▶ **Your task**
Repeat each entry as written and leave the images out of the copy.

[Start of Records provided]

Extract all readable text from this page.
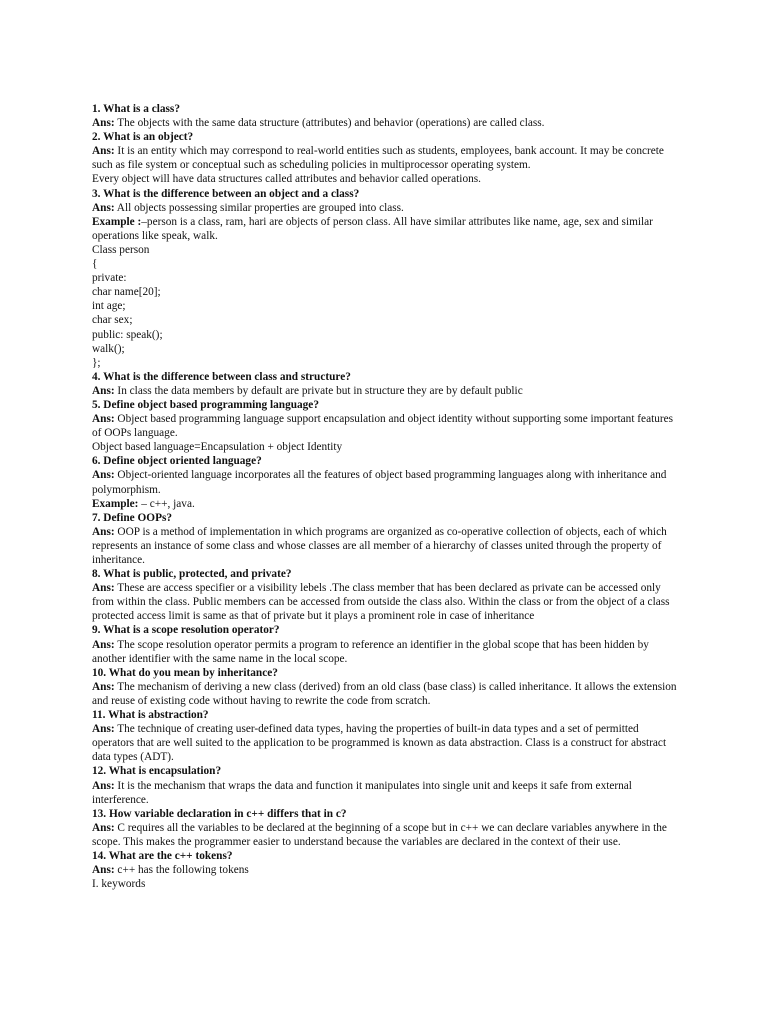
1. What is a class?

Ans: The objects with the same data structure (attributes) and behavior (operations) are called class.

2. What is an object?

Ans: It is an entity which may correspond to real-world entities such as students, employees, bank account. It may be concrete such as file system or conceptual such as scheduling policies in multiprocessor operating system.

Every object will have data structures called attributes and behavior called operations.

3. What is the difference between an object and a class?

Ans: All objects possessing similar properties are grouped into class.

Example :–person is a class, ram, hari are objects of person class. All have similar attributes like name, age, sex and similar operations like speak, walk.

Class person

{

private:

char name[20];

int age;

char sex;

public: speak();

walk();

};

4. What is the difference between class and structure?

Ans: In class the data members by default are private but in structure they are by default public

5. Define object based programming language?

Ans: Object based programming language support encapsulation and object identity without supporting some important features of OOPs language.

Object based language=Encapsulation + object Identity

6. Define object oriented language?

Ans: Object-oriented language incorporates all the features of object based programming languages along with inheritance and polymorphism.

Example: – c++, java.

7. Define OOPs?

Ans: OOP is a method of implementation in which programs are organized as co-operative collection of objects, each of which represents an instance of some class and whose classes are all member of a hierarchy of classes united through the property of inheritance.

8. What is public, protected, and private?

Ans: These are access specifier or a visibility lebels .The class member that has been declared as private can be accessed only from within the class. Public members can be accessed from outside the class also. Within the class or from the object of a class protected access limit is same as that of private but it plays a prominent role in case of inheritance

9. What is a scope resolution operator?

Ans: The scope resolution operator permits a program to reference an identifier in the global scope that has been hidden by another identifier with the same name in the local scope.

10. What do you mean by inheritance?

Ans: The mechanism of deriving a new class (derived) from an old class (base class) is called inheritance. It allows the extension and reuse of existing code without having to rewrite the code from scratch.

11. What is abstraction?

Ans: The technique of creating user-defined data types, having the properties of built-in data types and a set of permitted operators that are well suited to the application to be programmed is known as data abstraction. Class is a construct for abstract data types (ADT).

12. What is encapsulation?

Ans: It is the mechanism that wraps the data and function it manipulates into single unit and keeps it safe from external interference.

13. How variable declaration in c++ differs that in c?

Ans: C requires all the variables to be declared at the beginning of a scope but in c++ we can declare variables anywhere in the scope. This makes the programmer easier to understand because the variables are declared in the context of their use.

14. What are the c++ tokens?

Ans: c++ has the following tokens

I. keywords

[End of Records provided]

▶ **In response**
Extract all readable text from this page.
1. What is a class?

Ans: The objects with the same data structure (attributes) and behavior (operations) are called class.

2. What is an object?

Ans: It is an entity which may correspond to real-world entities such as students, employees, bank account. It may be concrete such as file system or conceptual such as scheduling policies in multiprocessor operating system.

Every object will have data structures called attributes and behavior called operations.

3. What is the difference between an object and a class?

Ans: All objects possessing similar properties are grouped into class.

Example :–person is a class, ram, hari are objects of person class. All have similar attributes like name, age, sex and similar operations like speak, walk.

Class person

{

private:

char name[20];

int age;

char sex;

public: speak();

walk();

};

4. What is the difference between class and structure?

Ans: In class the data members by default are private but in structure they are by default public

5. Define object based programming language?

Ans: Object based programming language support encapsulation and object identity without supporting some important features of OOPs language.

Object based language=Encapsulation + object Identity

6. Define object oriented language?

Ans: Object-oriented language incorporates all the features of object based programming languages along with inheritance and polymorphism.

Example: – c++, java.

7. Define OOPs?

Ans: OOP is a method of implementation in which programs are organized as co-operative collection of objects, each of which represents an instance of some class and whose classes are all member of a hierarchy of classes united through the property of inheritance.

8. What is public, protected, and private?

Ans: These are access specifier or a visibility lebels .The class member that has been declared as private can be accessed only from within the class. Public members can be accessed from outside the class also. Within the class or from the object of a class protected access limit is same as that of private but it plays a prominent role in case of inheritance

9. What is a scope resolution operator?

Ans: The scope resolution operator permits a program to reference an identifier in the global scope that has been hidden by another identifier with the same name in the local scope.

10. What do you mean by inheritance?

Ans: The mechanism of deriving a new class (derived) from an old class (base class) is called inheritance. It allows the extension and reuse of existing code without having to rewrite the code from scratch.

11. What is abstraction?

Ans: The technique of creating user-defined data types, having the properties of built-in data types and a set of permitted operators that are well suited to the application to be programmed is known as data abstraction. Class is a construct for abstract data types (ADT).

12. What is encapsulation?

Ans: It is the mechanism that wraps the data and function it manipulates into single unit and keeps it safe from external interference.

13. How variable declaration in c++ differs that in c?

Ans: C requires all the variables to be declared at the beginning of a scope but in c++ we can declare variables anywhere in the scope. This makes the programmer easier to understand because the variables are declared in the context of their use.

14. What are the c++ tokens?

Ans: c++ has the following tokens

I. keywords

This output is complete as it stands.